Exclude the pictures and reproduce the remaining data exactly as written.

## Start DATASET

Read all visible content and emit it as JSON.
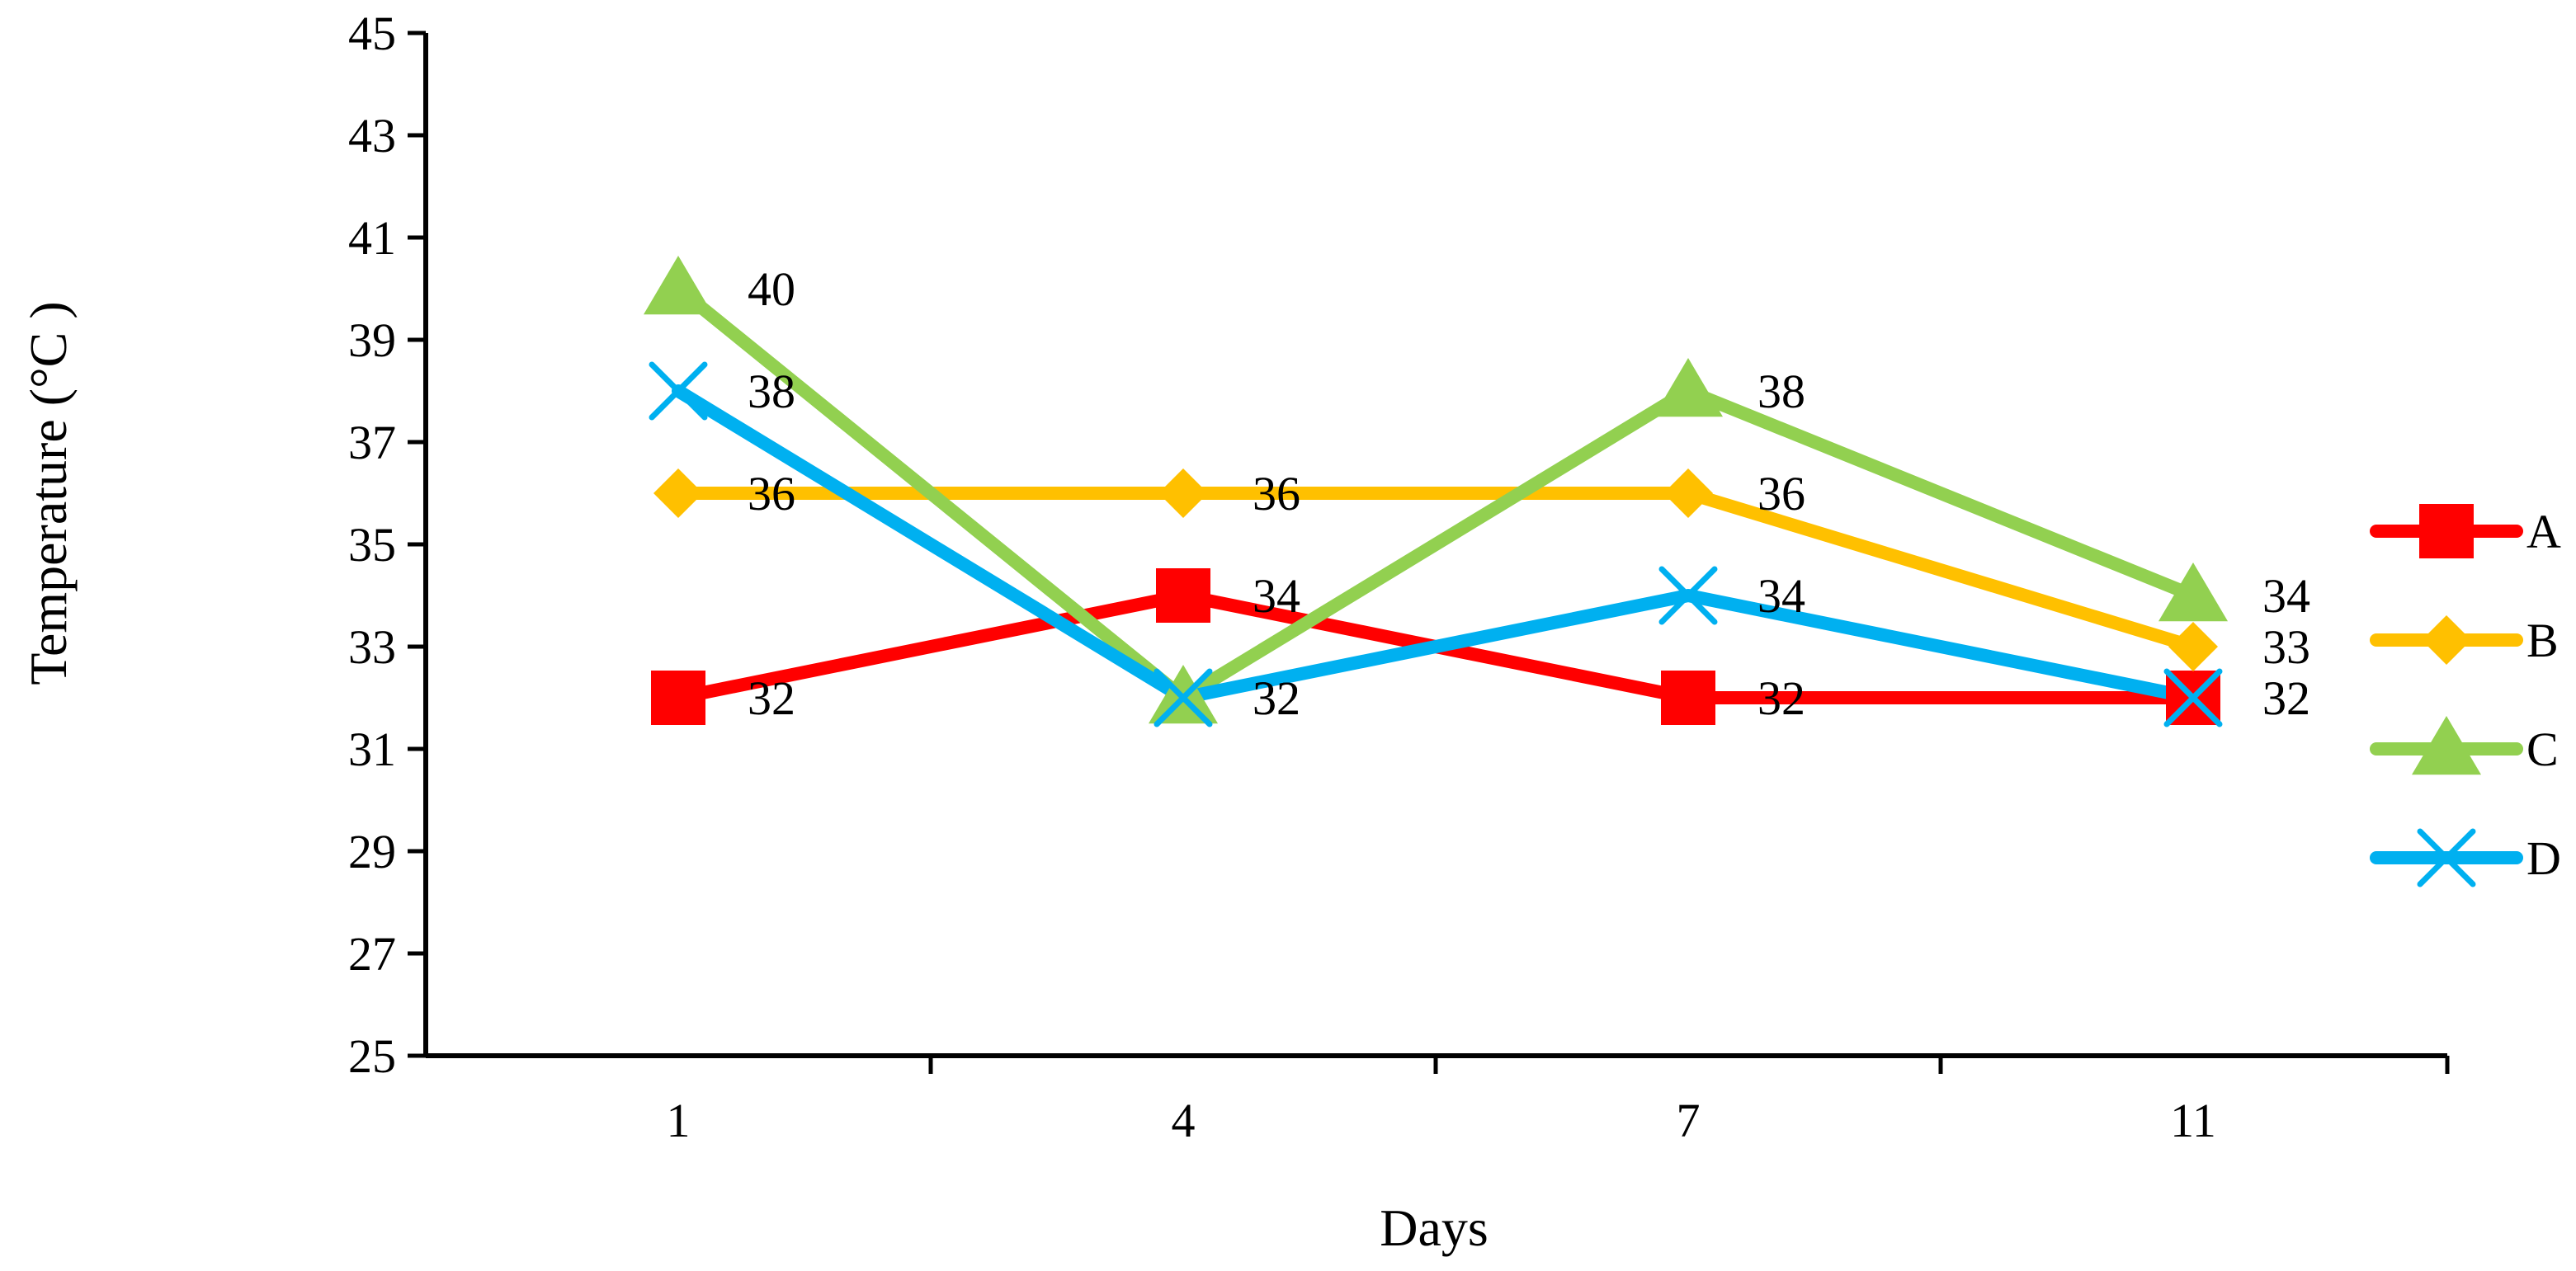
{
  "chart_data": {
    "type": "line",
    "title": "",
    "xlabel": "Days",
    "ylabel": "Temperature (°C )",
    "categories": [
      "1",
      "4",
      "7",
      "11"
    ],
    "ylim": [
      25,
      45
    ],
    "yticks": [
      "25",
      "27",
      "29",
      "31",
      "33",
      "35",
      "37",
      "39",
      "41",
      "43",
      "45"
    ],
    "legend_position": "right",
    "series": [
      {
        "name": "A",
        "color": "#FF0000",
        "marker": "square",
        "values": [
          32,
          34,
          32,
          32
        ],
        "labels": [
          "32",
          "34",
          "32",
          "32"
        ]
      },
      {
        "name": "B",
        "color": "#FFC000",
        "marker": "diamond",
        "values": [
          36,
          36,
          36,
          33
        ],
        "labels": [
          "36",
          "36",
          "36",
          "33"
        ]
      },
      {
        "name": "C",
        "color": "#92D050",
        "marker": "triangle",
        "values": [
          40,
          32,
          38,
          34
        ],
        "labels": [
          "40",
          "32",
          "38",
          "34"
        ]
      },
      {
        "name": "D",
        "color": "#00B0F0",
        "marker": "x",
        "values": [
          38,
          32,
          34,
          32
        ],
        "labels": [
          "38",
          "32",
          "34",
          "32"
        ]
      }
    ]
  }
}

## End DATASET

**SOLUTION TO THIS PROBLEM:**
Read all visible content and emit it as JSON.
{
  "chart_data": {
    "type": "line",
    "title": "",
    "xlabel": "Days",
    "ylabel": "Temperature (°C )",
    "categories": [
      "1",
      "4",
      "7",
      "11"
    ],
    "ylim": [
      25,
      45
    ],
    "yticks": [
      "25",
      "27",
      "29",
      "31",
      "33",
      "35",
      "37",
      "39",
      "41",
      "43",
      "45"
    ],
    "legend_position": "right",
    "series": [
      {
        "name": "A",
        "color": "#FF0000",
        "marker": "square",
        "values": [
          32,
          34,
          32,
          32
        ],
        "labels": [
          "32",
          "34",
          "32",
          "32"
        ]
      },
      {
        "name": "B",
        "color": "#FFC000",
        "marker": "diamond",
        "values": [
          36,
          36,
          36,
          33
        ],
        "labels": [
          "36",
          "36",
          "36",
          "33"
        ]
      },
      {
        "name": "C",
        "color": "#92D050",
        "marker": "triangle",
        "values": [
          40,
          32,
          38,
          34
        ],
        "labels": [
          "40",
          "32",
          "38",
          "34"
        ]
      },
      {
        "name": "D",
        "color": "#00B0F0",
        "marker": "x",
        "values": [
          38,
          32,
          34,
          32
        ],
        "labels": [
          "38",
          "32",
          "34",
          "32"
        ]
      }
    ]
  }
}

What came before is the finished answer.